▸ WORK INSTRUCTIONS
Print the stretch of the optical communication passage from "DISCLOSURE OF THE" through "by the delay control unit.", copying it word for word.

DISCLOSURE OF THE INVENTION

[0011] The optical multi-branch communication system according to one aspect of the present invention includes a parent device having a redundant construction and a plurality of daughter devices, each having a redundant construction, are connected to each other through a current-system optical network and a preliminary system optical network. The optical multi-branch communication system also includes a delay controlling unit which controls each delay amount on the optical networks of the current-system and the preliminary system and a selection switching control unit which selectively switches to an appropriate optical network of the current-system and the preliminary system, based upon the result of the delay control carried out by the delay control unit.

[0012] According to the aspect, the delay control unit controls each delay-amount on the current-system optical network and the preliminary-system optical network, and based upon the result of the delay control by the delay control unit, the selection switching control unit selectively switches to an appropriate optical network of the current system and the preliminary system.

[0013] In the redundant optical multi-branch communication system according to the aspect, if a failure occurs in at least one daughter device on the optical network of the current system or the preliminary system, a control operation is carried out so that the plurality of daughter devices are selectively switched to another optical network that has no failure.

[0014] Thus, if a failure occurs in at least one daughter device on the optical network of the current system or the preliminary system, the selection switching control unit carries out the control operation so that the plurality of daughter devices are selectively switched to another optical network that has no failure.

[0015] In the redundant optical multi-branch communication system according to the aspect, based upon the result of the delay control of the delay control unit, the selection switching control unit selectively switches the optical network of the current system or the preliminary system for each of the daughter devices.

[0016] Thus, based upon the result of the delay control of the delay control unit, the selection switching control unit carries out the control operation so that the optical network of the current system or the preliminary system is selectively switched for each of the daughter devices.

[0017] In the redundant optical multi-branch communication system according to the aspect, the parent device is provided with a plurality of buffers for temporarily store information input through the optical network of the current system or the preliminary system, a table for storing first identifying information of each daughter device that has been preliminarily set and second identifying information that is information sent from each daughter device, in association with each other, and a selective reading control unit which identifies a transmission end of information input from the optical networks of the current system and the preliminary system by reference to the corresponding relationship on the table and for controlling a reading operation from the buffer corresponding to the transmission end.

[0018] Thus, the table stores the first identifying information of each daughter device that has been preliminarily set and second identifying information that is information sent from each daughter device in association with each other, and on the parent device, the buffers temporarily store information input through the optical network of the current system or the preliminary system, and the selective reading control unit identifies a transmission end of information input from the optical networks of the current system and the preliminary system by reference to the corresponding relationship on the table and controls a reading operation from the buffer corresponding to the transmission end.

[0019] In the redundant optical multi-branch communication system according to the aspect, based upon the result of the delay control of the delay control unit, each of the plurality of daughter devices determines an optical network to which switching is made by the selection switching control unit based upon the result of the delay control of the delay control unit.

▸ DATA SECTION

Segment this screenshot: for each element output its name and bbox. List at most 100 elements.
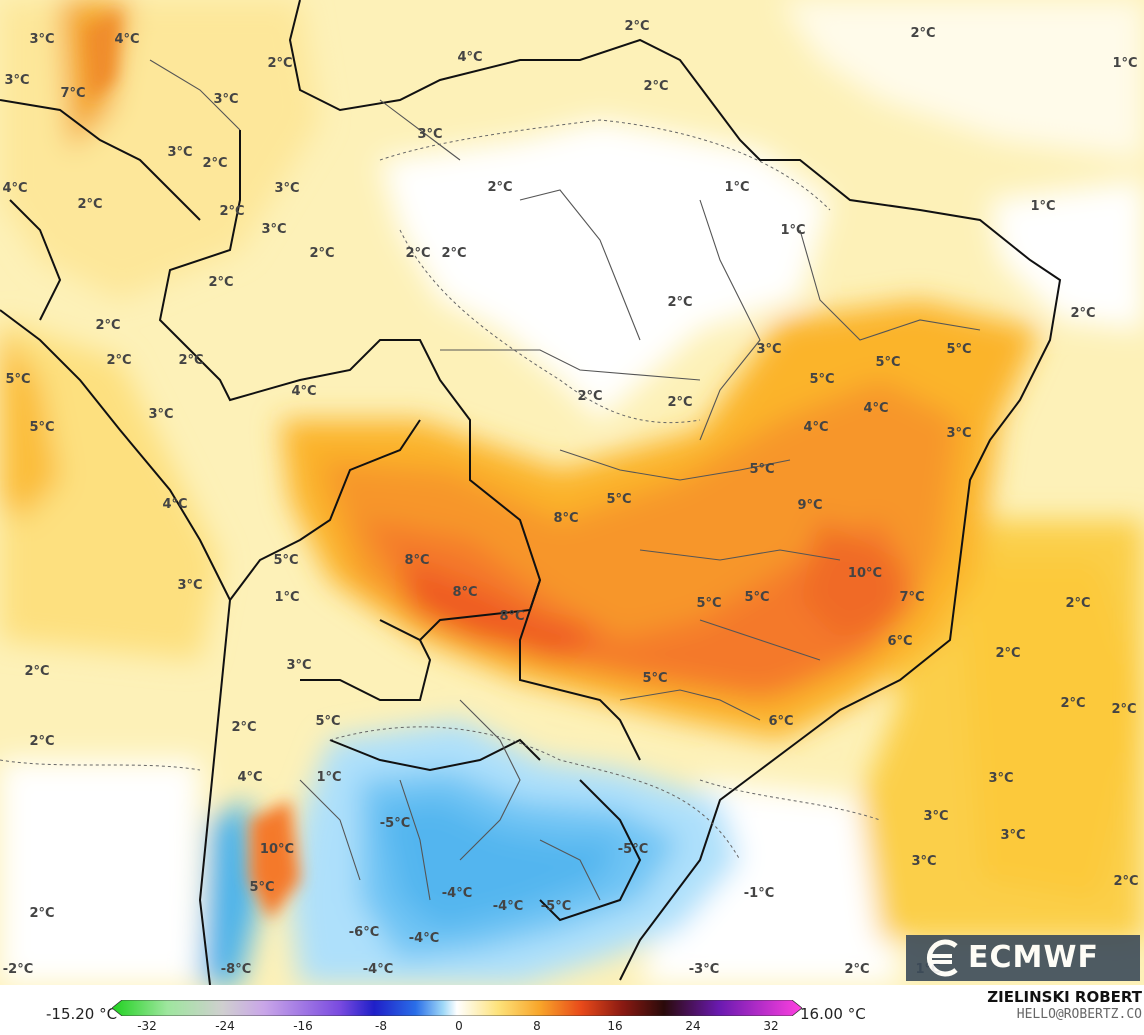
--
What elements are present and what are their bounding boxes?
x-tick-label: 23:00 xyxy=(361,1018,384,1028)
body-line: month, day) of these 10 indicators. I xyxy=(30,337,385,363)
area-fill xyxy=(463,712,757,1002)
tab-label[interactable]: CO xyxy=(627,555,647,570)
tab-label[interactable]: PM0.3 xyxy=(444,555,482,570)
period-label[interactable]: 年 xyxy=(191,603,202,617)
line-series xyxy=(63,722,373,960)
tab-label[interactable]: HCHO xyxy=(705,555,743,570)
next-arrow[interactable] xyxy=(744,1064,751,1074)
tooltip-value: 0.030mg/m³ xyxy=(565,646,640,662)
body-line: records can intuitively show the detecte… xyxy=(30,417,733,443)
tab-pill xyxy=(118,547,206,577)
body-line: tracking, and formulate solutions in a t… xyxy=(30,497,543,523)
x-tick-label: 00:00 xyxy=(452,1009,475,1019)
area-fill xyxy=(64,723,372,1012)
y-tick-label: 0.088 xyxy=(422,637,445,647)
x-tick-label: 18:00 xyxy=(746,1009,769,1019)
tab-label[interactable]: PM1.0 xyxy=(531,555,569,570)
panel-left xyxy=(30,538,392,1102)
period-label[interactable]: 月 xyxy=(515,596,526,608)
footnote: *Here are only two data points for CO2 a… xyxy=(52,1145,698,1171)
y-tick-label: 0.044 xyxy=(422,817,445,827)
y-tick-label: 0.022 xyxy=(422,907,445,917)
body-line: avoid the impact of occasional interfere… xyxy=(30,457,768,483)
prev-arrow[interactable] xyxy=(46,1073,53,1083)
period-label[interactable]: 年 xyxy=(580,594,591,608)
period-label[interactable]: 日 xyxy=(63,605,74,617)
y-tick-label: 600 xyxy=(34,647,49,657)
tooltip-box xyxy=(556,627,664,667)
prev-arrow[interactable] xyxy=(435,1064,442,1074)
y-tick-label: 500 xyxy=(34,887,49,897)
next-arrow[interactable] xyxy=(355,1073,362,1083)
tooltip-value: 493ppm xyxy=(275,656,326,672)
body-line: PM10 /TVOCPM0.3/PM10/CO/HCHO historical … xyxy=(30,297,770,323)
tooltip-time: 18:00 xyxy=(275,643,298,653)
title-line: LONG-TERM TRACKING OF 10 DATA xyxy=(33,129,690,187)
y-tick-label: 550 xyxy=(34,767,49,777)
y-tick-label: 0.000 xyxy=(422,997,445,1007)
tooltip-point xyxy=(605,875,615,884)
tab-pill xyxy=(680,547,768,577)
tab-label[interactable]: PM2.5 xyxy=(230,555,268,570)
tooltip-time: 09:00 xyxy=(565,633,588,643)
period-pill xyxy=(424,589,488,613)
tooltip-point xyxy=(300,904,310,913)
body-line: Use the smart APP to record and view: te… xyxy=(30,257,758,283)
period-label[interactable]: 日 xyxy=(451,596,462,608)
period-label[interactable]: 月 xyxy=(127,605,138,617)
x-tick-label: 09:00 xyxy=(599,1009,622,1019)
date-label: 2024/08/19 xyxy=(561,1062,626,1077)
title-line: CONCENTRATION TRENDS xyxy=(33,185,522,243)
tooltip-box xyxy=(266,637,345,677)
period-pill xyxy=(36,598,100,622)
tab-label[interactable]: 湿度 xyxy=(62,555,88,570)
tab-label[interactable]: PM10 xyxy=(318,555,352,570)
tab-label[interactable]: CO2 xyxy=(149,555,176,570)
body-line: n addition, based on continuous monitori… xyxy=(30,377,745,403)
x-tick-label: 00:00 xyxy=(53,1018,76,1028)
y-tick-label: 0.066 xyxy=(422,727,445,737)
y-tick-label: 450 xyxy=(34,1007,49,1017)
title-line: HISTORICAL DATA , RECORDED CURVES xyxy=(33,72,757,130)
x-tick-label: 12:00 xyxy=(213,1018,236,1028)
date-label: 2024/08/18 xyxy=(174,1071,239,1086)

▸ RESULT BELOW
DISCLOSURE OF THE INVENTION

[0011] The optical multi-branch communication system according to one aspect of the present invention includes a parent device having a redundant construction and a plurality of daughter devices, each having a redundant construction, are connected to each other through a current-system optical network and a preliminary system optical network. The optical multi-branch communication system also includes a delay controlling unit which controls each delay amount on the optical networks of the current-system and the preliminary system and a selection switching control unit which selectively switches to an appropriate optical network of the current-system and the preliminary system, based upon the result of the delay control carried out by the delay control unit.